From the entries below, pull out each line where "this" appears.
· · ·
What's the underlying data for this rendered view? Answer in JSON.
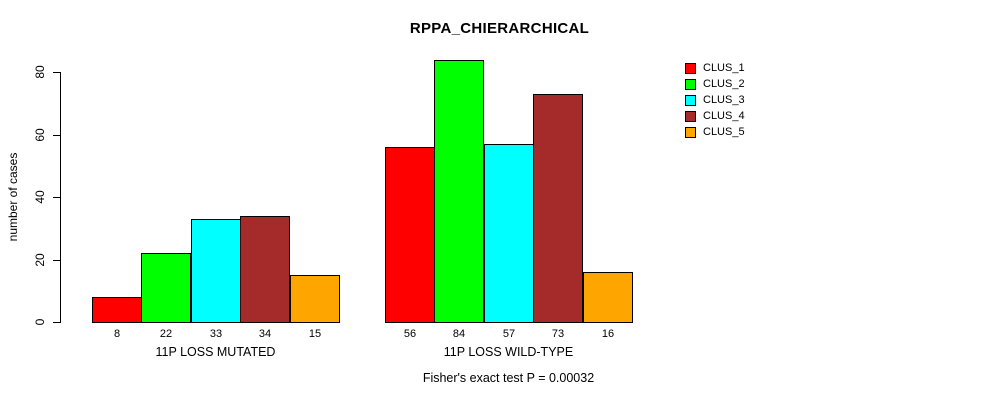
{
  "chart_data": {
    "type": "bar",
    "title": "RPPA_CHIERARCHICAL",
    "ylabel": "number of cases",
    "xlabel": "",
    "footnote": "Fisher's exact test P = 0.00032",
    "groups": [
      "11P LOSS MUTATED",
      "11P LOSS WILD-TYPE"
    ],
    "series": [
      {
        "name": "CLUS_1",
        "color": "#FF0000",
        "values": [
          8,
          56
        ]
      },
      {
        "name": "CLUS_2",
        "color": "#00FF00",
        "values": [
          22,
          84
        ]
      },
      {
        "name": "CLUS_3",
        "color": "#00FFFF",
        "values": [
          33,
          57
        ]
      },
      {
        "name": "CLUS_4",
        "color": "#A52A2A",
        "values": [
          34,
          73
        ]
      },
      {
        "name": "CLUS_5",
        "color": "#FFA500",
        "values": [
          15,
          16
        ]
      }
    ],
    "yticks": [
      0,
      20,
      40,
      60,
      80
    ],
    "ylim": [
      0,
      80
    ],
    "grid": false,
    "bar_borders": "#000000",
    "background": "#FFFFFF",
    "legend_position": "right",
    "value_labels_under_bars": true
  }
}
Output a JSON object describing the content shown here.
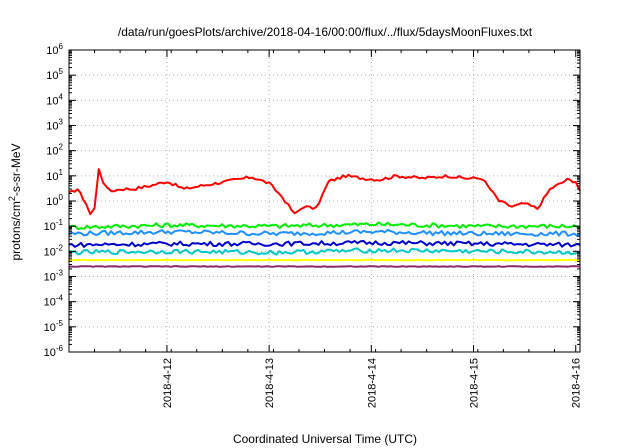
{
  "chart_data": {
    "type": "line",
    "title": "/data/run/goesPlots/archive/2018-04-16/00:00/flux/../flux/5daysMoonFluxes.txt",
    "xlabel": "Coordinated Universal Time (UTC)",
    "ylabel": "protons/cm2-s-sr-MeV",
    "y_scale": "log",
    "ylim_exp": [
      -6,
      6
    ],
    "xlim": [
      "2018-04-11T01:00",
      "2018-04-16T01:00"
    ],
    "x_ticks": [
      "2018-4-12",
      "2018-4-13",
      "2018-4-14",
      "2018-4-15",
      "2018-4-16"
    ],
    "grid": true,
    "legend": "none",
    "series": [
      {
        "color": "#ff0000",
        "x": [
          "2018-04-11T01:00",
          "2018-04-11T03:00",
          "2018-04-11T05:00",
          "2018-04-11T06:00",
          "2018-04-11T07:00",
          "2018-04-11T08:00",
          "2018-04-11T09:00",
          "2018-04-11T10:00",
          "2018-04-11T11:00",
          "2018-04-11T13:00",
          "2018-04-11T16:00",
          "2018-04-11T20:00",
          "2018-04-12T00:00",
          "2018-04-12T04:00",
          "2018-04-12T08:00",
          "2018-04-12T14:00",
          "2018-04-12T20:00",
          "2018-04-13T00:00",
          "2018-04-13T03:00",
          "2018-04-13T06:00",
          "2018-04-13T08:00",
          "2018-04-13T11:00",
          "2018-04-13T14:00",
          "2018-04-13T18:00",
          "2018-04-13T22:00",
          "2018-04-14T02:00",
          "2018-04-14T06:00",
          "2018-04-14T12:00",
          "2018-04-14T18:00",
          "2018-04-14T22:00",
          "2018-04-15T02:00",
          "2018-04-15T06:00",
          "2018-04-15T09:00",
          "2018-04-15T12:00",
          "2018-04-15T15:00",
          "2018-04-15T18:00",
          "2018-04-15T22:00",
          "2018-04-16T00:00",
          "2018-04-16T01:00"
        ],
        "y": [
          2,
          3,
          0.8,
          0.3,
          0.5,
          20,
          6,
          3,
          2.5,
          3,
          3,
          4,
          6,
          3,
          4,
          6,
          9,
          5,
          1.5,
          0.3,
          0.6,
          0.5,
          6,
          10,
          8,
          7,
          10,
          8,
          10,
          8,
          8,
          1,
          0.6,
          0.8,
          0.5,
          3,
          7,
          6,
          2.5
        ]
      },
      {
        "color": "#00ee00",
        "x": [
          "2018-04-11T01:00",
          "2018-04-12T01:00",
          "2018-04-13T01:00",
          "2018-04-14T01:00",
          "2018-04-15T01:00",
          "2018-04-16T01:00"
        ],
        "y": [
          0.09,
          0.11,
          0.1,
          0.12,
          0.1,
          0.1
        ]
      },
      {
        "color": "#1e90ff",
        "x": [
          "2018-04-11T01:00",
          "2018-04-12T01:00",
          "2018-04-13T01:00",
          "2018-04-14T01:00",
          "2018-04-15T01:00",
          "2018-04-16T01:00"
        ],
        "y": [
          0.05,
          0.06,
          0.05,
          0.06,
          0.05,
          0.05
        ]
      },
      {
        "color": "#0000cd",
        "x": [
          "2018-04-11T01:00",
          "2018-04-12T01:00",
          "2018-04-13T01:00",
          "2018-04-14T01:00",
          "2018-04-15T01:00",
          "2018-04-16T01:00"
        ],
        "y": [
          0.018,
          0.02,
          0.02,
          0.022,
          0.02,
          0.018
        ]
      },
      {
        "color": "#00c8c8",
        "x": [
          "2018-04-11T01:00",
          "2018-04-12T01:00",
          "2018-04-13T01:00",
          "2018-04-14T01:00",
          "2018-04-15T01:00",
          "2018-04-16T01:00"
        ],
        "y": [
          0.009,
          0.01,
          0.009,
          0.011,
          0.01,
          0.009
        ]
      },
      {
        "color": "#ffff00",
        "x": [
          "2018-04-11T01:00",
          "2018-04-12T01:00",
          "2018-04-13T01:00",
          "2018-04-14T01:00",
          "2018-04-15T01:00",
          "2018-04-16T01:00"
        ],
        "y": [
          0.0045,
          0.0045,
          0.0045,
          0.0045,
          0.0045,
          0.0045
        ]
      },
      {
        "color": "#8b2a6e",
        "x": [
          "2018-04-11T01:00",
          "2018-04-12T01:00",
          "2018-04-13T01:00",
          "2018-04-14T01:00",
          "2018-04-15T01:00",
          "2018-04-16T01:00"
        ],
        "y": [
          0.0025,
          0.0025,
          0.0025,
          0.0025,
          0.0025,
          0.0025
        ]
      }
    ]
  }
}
· · ·
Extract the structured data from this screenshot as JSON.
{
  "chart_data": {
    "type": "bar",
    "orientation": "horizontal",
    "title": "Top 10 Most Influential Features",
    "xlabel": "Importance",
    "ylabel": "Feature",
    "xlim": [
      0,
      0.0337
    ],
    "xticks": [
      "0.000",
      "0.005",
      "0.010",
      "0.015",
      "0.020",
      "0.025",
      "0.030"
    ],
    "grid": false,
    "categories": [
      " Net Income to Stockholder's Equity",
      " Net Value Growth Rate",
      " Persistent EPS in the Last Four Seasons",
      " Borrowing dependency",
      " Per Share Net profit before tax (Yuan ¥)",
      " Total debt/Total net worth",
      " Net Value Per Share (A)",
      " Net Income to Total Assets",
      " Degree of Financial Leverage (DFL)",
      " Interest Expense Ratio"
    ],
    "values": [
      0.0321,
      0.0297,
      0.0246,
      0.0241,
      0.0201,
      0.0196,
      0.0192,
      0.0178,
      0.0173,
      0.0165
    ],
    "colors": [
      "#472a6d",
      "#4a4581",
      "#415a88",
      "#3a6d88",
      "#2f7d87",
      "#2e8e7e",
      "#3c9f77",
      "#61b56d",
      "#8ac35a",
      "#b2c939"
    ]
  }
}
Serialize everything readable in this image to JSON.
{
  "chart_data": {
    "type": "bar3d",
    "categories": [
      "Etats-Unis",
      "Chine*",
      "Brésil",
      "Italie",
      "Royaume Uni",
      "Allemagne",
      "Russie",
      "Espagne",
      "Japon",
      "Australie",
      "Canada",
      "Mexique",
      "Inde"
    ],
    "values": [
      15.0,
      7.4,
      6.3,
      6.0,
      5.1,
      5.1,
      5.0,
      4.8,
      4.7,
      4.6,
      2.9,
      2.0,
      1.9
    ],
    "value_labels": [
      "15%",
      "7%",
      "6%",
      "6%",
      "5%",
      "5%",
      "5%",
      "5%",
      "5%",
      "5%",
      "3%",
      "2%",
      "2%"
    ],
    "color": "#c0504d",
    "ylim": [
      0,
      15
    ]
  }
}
· · ·
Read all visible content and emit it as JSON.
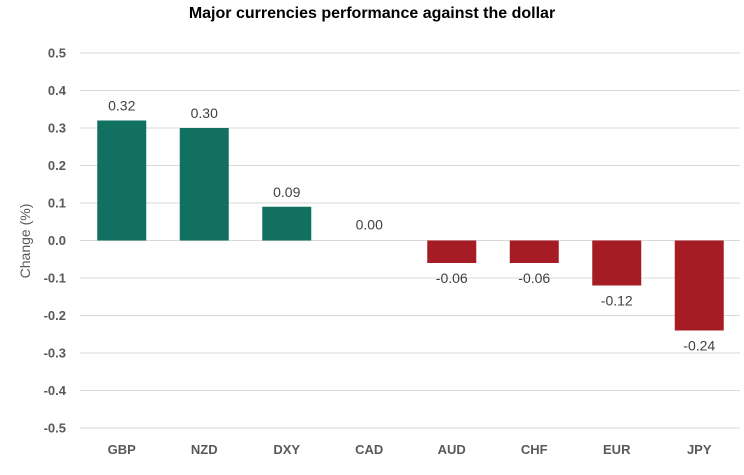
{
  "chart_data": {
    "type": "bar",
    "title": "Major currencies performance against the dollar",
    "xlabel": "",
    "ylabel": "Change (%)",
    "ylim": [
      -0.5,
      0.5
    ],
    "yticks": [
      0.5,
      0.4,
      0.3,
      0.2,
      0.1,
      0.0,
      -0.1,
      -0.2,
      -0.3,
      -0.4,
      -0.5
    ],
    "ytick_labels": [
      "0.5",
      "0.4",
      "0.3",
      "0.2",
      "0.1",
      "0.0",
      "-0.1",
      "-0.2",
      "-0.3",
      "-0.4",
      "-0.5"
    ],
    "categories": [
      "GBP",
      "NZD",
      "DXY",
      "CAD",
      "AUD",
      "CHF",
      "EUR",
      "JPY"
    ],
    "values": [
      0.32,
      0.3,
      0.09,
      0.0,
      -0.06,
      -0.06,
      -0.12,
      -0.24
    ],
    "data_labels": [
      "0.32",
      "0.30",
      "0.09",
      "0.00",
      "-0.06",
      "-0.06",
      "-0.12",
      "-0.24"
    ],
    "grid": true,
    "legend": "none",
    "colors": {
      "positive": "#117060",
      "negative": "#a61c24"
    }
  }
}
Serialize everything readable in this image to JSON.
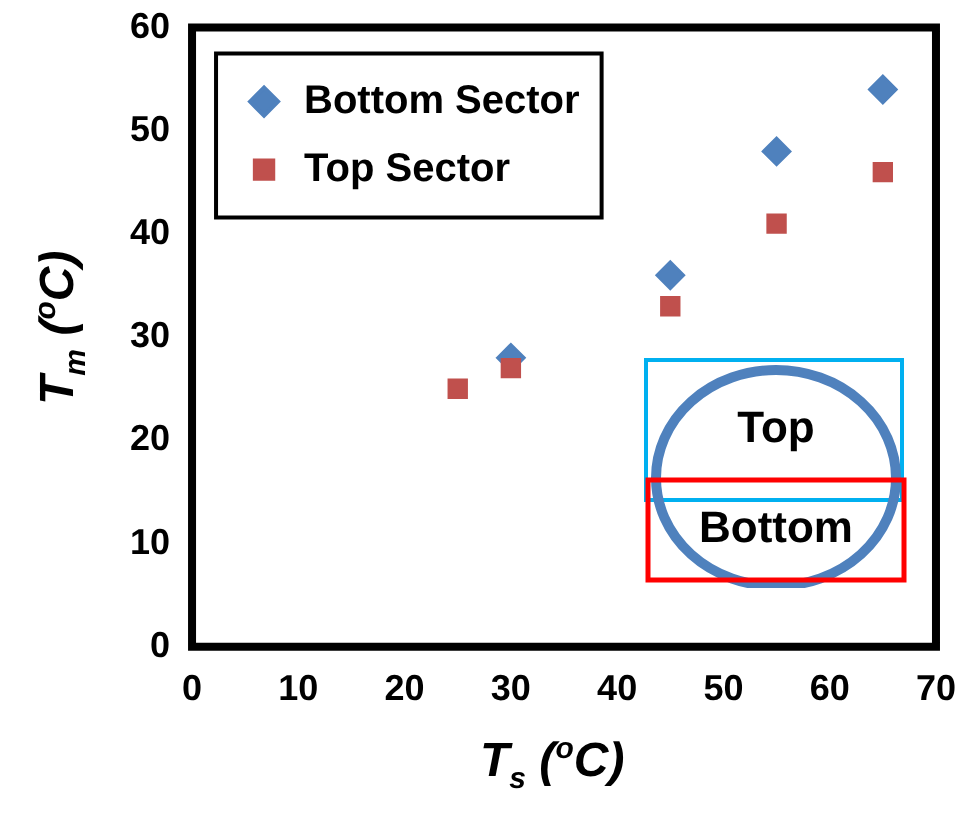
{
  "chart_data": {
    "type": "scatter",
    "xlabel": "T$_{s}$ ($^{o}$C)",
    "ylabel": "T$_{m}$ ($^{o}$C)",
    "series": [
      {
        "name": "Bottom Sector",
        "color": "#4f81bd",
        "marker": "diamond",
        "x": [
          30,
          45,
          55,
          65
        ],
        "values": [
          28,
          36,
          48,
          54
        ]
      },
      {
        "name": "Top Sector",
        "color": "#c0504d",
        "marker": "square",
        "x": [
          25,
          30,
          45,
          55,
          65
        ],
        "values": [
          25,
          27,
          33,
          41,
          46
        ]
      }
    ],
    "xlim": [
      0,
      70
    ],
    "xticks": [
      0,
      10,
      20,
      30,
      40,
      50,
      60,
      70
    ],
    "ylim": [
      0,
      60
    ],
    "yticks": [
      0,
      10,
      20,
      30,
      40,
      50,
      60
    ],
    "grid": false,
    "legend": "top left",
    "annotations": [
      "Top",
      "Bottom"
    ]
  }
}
· · ·
• [CORRECT RESPONSE]
What's the underlying data for this rendered view? Answer in JSON.
Extract the structured data from this screenshot as JSON.
Serialize everything readable in this image to JSON.
Serialize everything readable in this image to JSON.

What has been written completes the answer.